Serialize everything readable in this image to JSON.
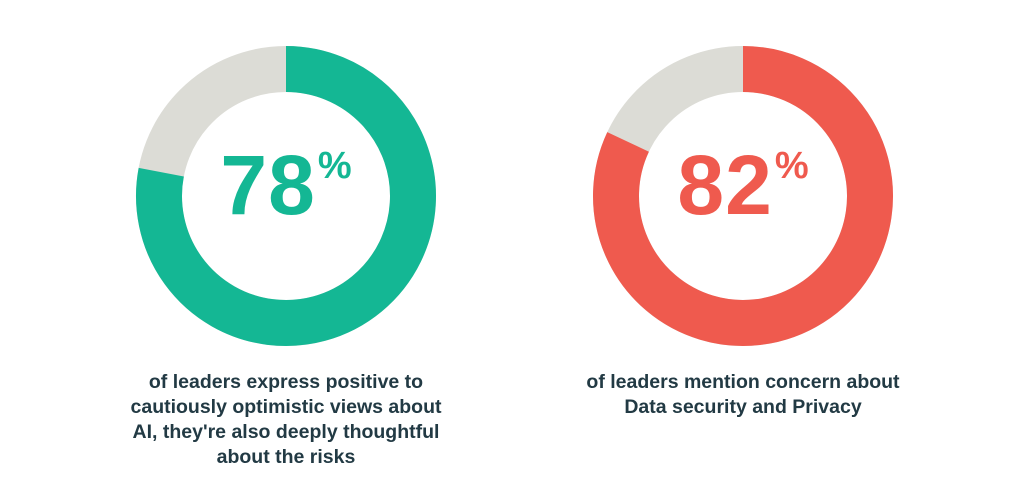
{
  "chart_data": [
    {
      "type": "pie",
      "value": 78,
      "remainder": 22,
      "stat_number": "78",
      "stat_unit": "%",
      "caption_lines": [
        "of leaders express positive to",
        "cautiously optimistic views about",
        "AI, they're also deeply thoughtful",
        "about the risks"
      ],
      "colors": {
        "value": "#14b794",
        "remainder": "#dcdcd6",
        "text": "#14b794"
      }
    },
    {
      "type": "pie",
      "value": 82,
      "remainder": 18,
      "stat_number": "82",
      "stat_unit": "%",
      "caption_lines": [
        "of leaders mention concern about",
        "Data security and Privacy"
      ],
      "colors": {
        "value": "#ef5a4e",
        "remainder": "#dcdcd6",
        "text": "#ef5a4e"
      }
    }
  ],
  "caption_color": "#223a44"
}
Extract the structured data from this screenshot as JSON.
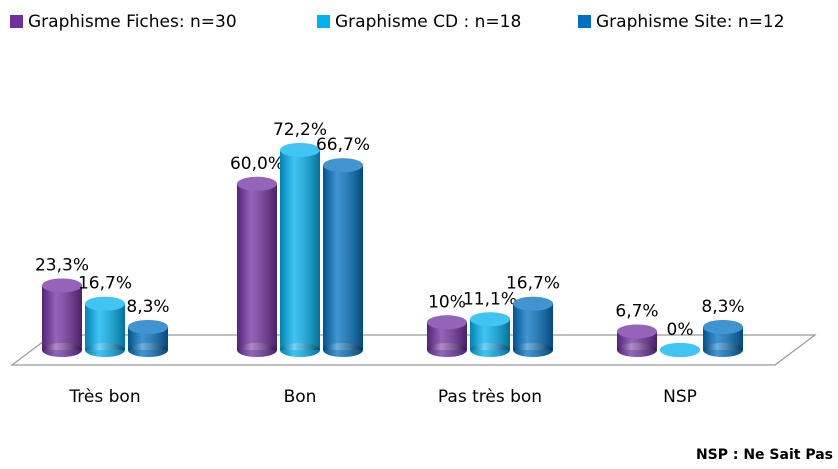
{
  "chart_data": {
    "type": "bar3d",
    "categories": [
      "Très bon",
      "Bon",
      "Pas très bon",
      "NSP"
    ],
    "series": [
      {
        "name": "Graphisme Fiches: n=30",
        "color": "#7030a0",
        "values": [
          23.3,
          60.0,
          10,
          6.7
        ],
        "value_labels": [
          "23,3%",
          "60,0%",
          "10%",
          "6,7%"
        ]
      },
      {
        "name": "Graphisme CD : n=18",
        "color": "#00b0f0",
        "values": [
          16.7,
          72.2,
          11.1,
          0
        ],
        "value_labels": [
          "16,7%",
          "72,2%",
          "11,1%",
          "0%"
        ]
      },
      {
        "name": "Graphisme Site: n=12",
        "color": "#0070c0",
        "values": [
          8.3,
          66.7,
          16.7,
          8.3
        ],
        "value_labels": [
          "8,3%",
          "66,7%",
          "16,7%",
          "8,3%"
        ]
      }
    ],
    "legend": "top",
    "annotation": "NSP : Ne Sait Pas"
  }
}
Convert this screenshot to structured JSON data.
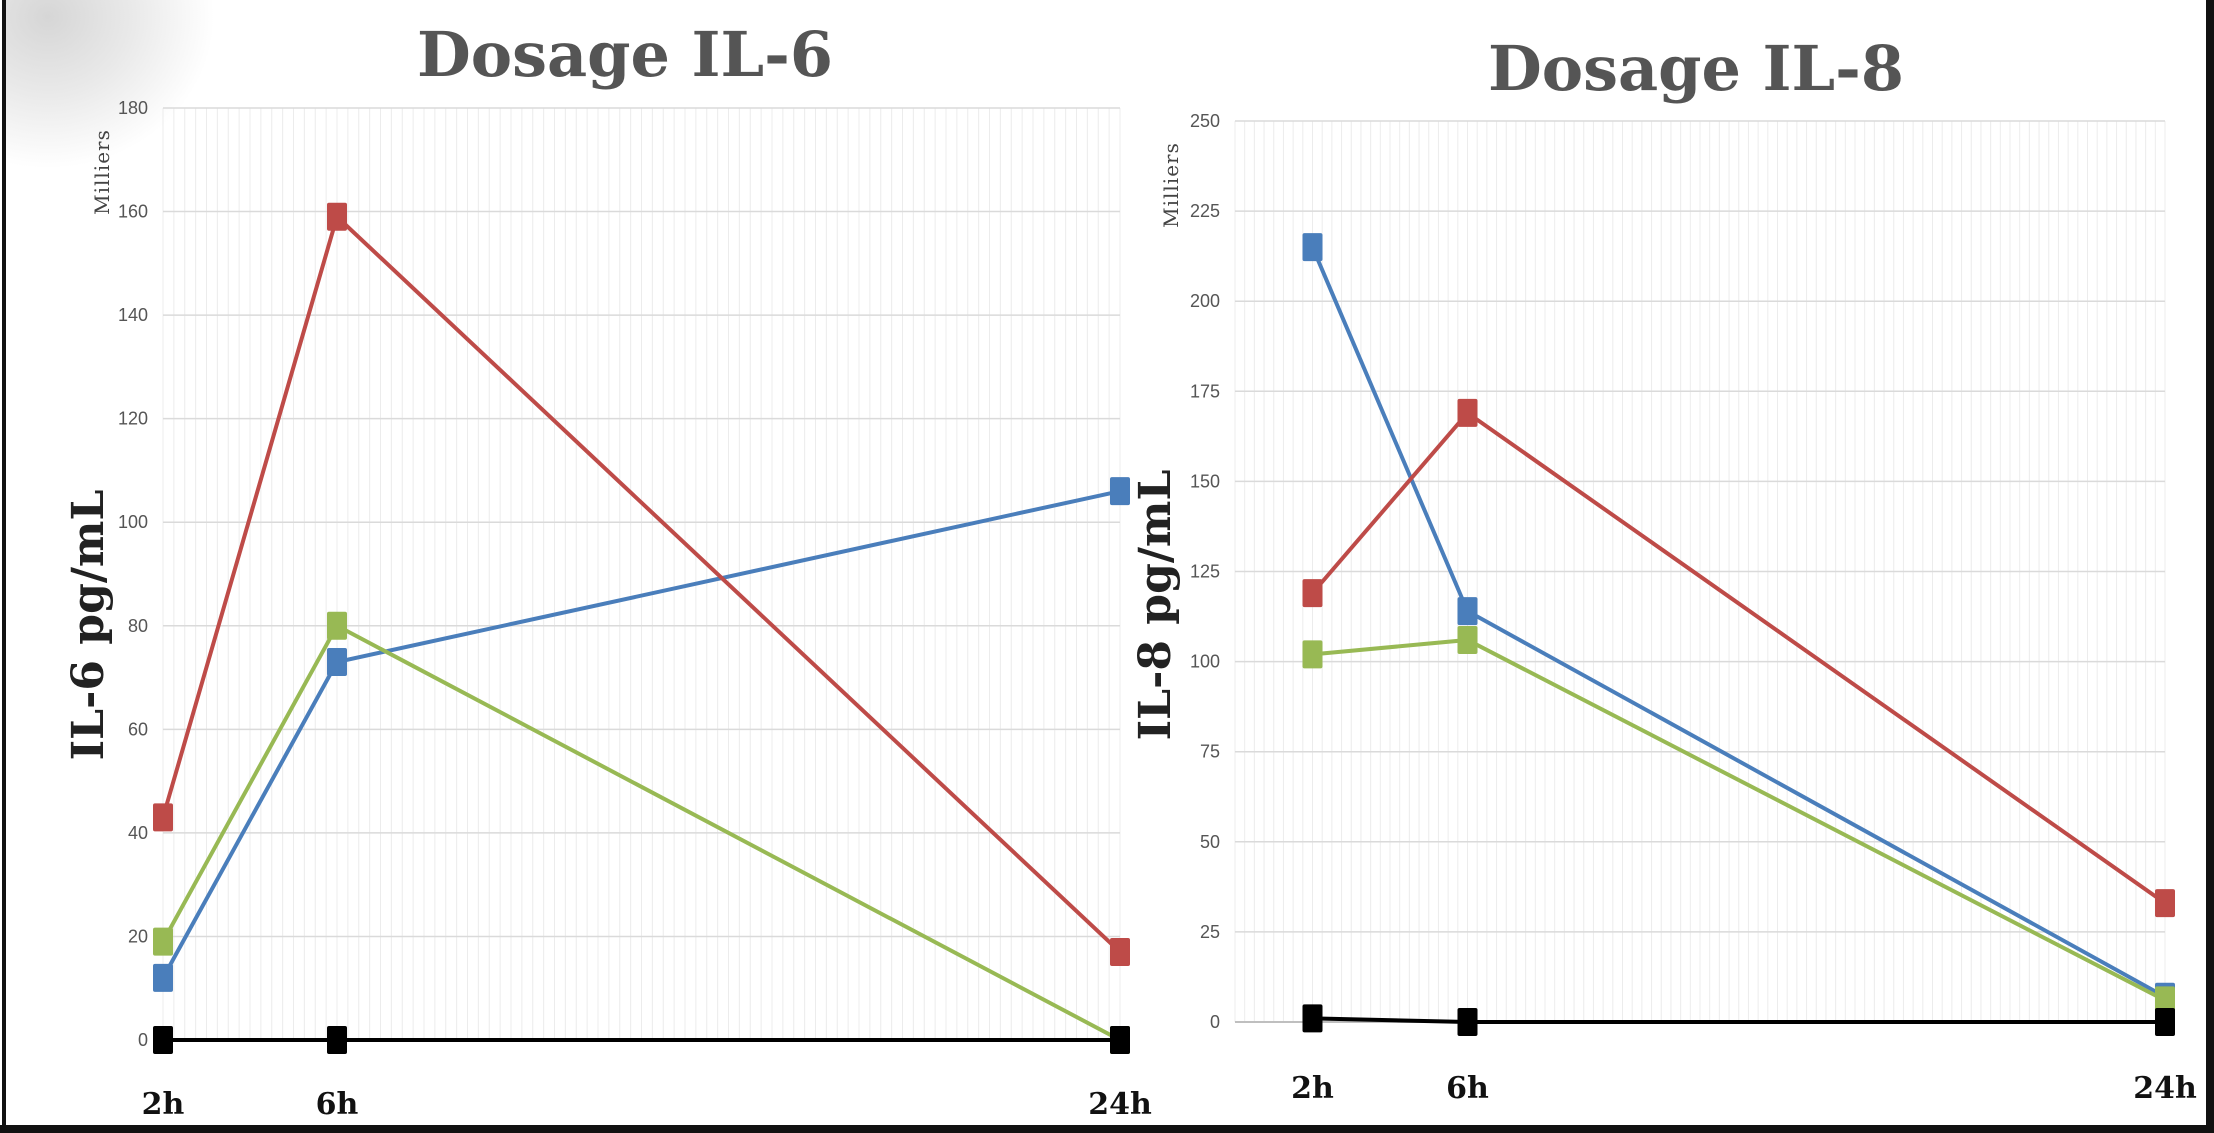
{
  "chart_data": [
    {
      "type": "line",
      "title": "Dosage IL-6",
      "ylabel": "IL-6 pg/mL",
      "units_label": "Milliers",
      "x": [
        2,
        6,
        24
      ],
      "x_tick_labels": [
        "2h",
        "6h",
        "24h"
      ],
      "xlim": [
        2,
        24
      ],
      "ylim": [
        0,
        180
      ],
      "y_ticks": [
        0,
        20,
        40,
        60,
        80,
        100,
        120,
        140,
        160,
        180
      ],
      "grid": true,
      "series": [
        {
          "color": "#4a7ebb",
          "values": [
            12,
            73,
            106
          ]
        },
        {
          "color": "#be4b48",
          "values": [
            43,
            159,
            17
          ]
        },
        {
          "color": "#98b954",
          "values": [
            19,
            80,
            0
          ]
        },
        {
          "color": "#000000",
          "values": [
            0,
            0,
            0
          ]
        }
      ]
    },
    {
      "type": "line",
      "title": "Dosage IL-8",
      "ylabel": "IL-8 pg/mL",
      "units_label": "Milliers",
      "x": [
        2,
        6,
        24
      ],
      "x_tick_labels": [
        "2h",
        "6h",
        "24h"
      ],
      "xlim": [
        0,
        24
      ],
      "ylim": [
        0,
        250
      ],
      "y_ticks": [
        0,
        25,
        50,
        75,
        100,
        125,
        150,
        175,
        200,
        225,
        250
      ],
      "grid": true,
      "series": [
        {
          "color": "#4a7ebb",
          "values": [
            215,
            114,
            7
          ]
        },
        {
          "color": "#be4b48",
          "values": [
            119,
            169,
            33
          ]
        },
        {
          "color": "#98b954",
          "values": [
            102,
            106,
            6
          ]
        },
        {
          "color": "#000000",
          "values": [
            1,
            0,
            0
          ]
        }
      ]
    }
  ]
}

■ Task statement ■
The pictures in the entries should be left out; output everything else exactly.

■ The completed task ■
Serialize everything readable in this image to JSON.
{
  "chart_data": [
    {
      "type": "pie",
      "value": 78,
      "remainder": 22,
      "stat_number": "78",
      "stat_unit": "%",
      "caption_lines": [
        "of leaders express positive to",
        "cautiously optimistic views about",
        "AI, they're also deeply thoughtful",
        "about the risks"
      ],
      "colors": {
        "value": "#14b794",
        "remainder": "#dcdcd6",
        "text": "#14b794"
      }
    },
    {
      "type": "pie",
      "value": 82,
      "remainder": 18,
      "stat_number": "82",
      "stat_unit": "%",
      "caption_lines": [
        "of leaders mention concern about",
        "Data security and Privacy"
      ],
      "colors": {
        "value": "#ef5a4e",
        "remainder": "#dcdcd6",
        "text": "#ef5a4e"
      }
    }
  ],
  "caption_color": "#223a44"
}
Extract the structured data from this screenshot as JSON.
{
  "chart_data": {
    "type": "bar3d",
    "categories": [
      "Très bon",
      "Bon",
      "Pas très bon",
      "NSP"
    ],
    "series": [
      {
        "name": "Graphisme Fiches: n=30",
        "color": "#7030a0",
        "values": [
          23.3,
          60.0,
          10,
          6.7
        ],
        "value_labels": [
          "23,3%",
          "60,0%",
          "10%",
          "6,7%"
        ]
      },
      {
        "name": "Graphisme CD : n=18",
        "color": "#00b0f0",
        "values": [
          16.7,
          72.2,
          11.1,
          0
        ],
        "value_labels": [
          "16,7%",
          "72,2%",
          "11,1%",
          "0%"
        ]
      },
      {
        "name": "Graphisme Site: n=12",
        "color": "#0070c0",
        "values": [
          8.3,
          66.7,
          16.7,
          8.3
        ],
        "value_labels": [
          "8,3%",
          "66,7%",
          "16,7%",
          "8,3%"
        ]
      }
    ],
    "legend": "top",
    "annotation": "NSP : Ne Sait Pas"
  }
}
Convert this screenshot to structured JSON data.
{
  "chart_data": [
    {
      "type": "line",
      "title": "Dosage IL-6",
      "ylabel": "IL-6 pg/mL",
      "units_label": "Milliers",
      "x": [
        2,
        6,
        24
      ],
      "x_tick_labels": [
        "2h",
        "6h",
        "24h"
      ],
      "xlim": [
        2,
        24
      ],
      "ylim": [
        0,
        180
      ],
      "y_ticks": [
        0,
        20,
        40,
        60,
        80,
        100,
        120,
        140,
        160,
        180
      ],
      "grid": true,
      "series": [
        {
          "color": "#4a7ebb",
          "values": [
            12,
            73,
            106
          ]
        },
        {
          "color": "#be4b48",
          "values": [
            43,
            159,
            17
          ]
        },
        {
          "color": "#98b954",
          "values": [
            19,
            80,
            0
          ]
        },
        {
          "color": "#000000",
          "values": [
            0,
            0,
            0
          ]
        }
      ]
    },
    {
      "type": "line",
      "title": "Dosage IL-8",
      "ylabel": "IL-8 pg/mL",
      "units_label": "Milliers",
      "x": [
        2,
        6,
        24
      ],
      "x_tick_labels": [
        "2h",
        "6h",
        "24h"
      ],
      "xlim": [
        0,
        24
      ],
      "ylim": [
        0,
        250
      ],
      "y_ticks": [
        0,
        25,
        50,
        75,
        100,
        125,
        150,
        175,
        200,
        225,
        250
      ],
      "grid": true,
      "series": [
        {
          "color": "#4a7ebb",
          "values": [
            215,
            114,
            7
          ]
        },
        {
          "color": "#be4b48",
          "values": [
            119,
            169,
            33
          ]
        },
        {
          "color": "#98b954",
          "values": [
            102,
            106,
            6
          ]
        },
        {
          "color": "#000000",
          "values": [
            1,
            0,
            0
          ]
        }
      ]
    }
  ]
}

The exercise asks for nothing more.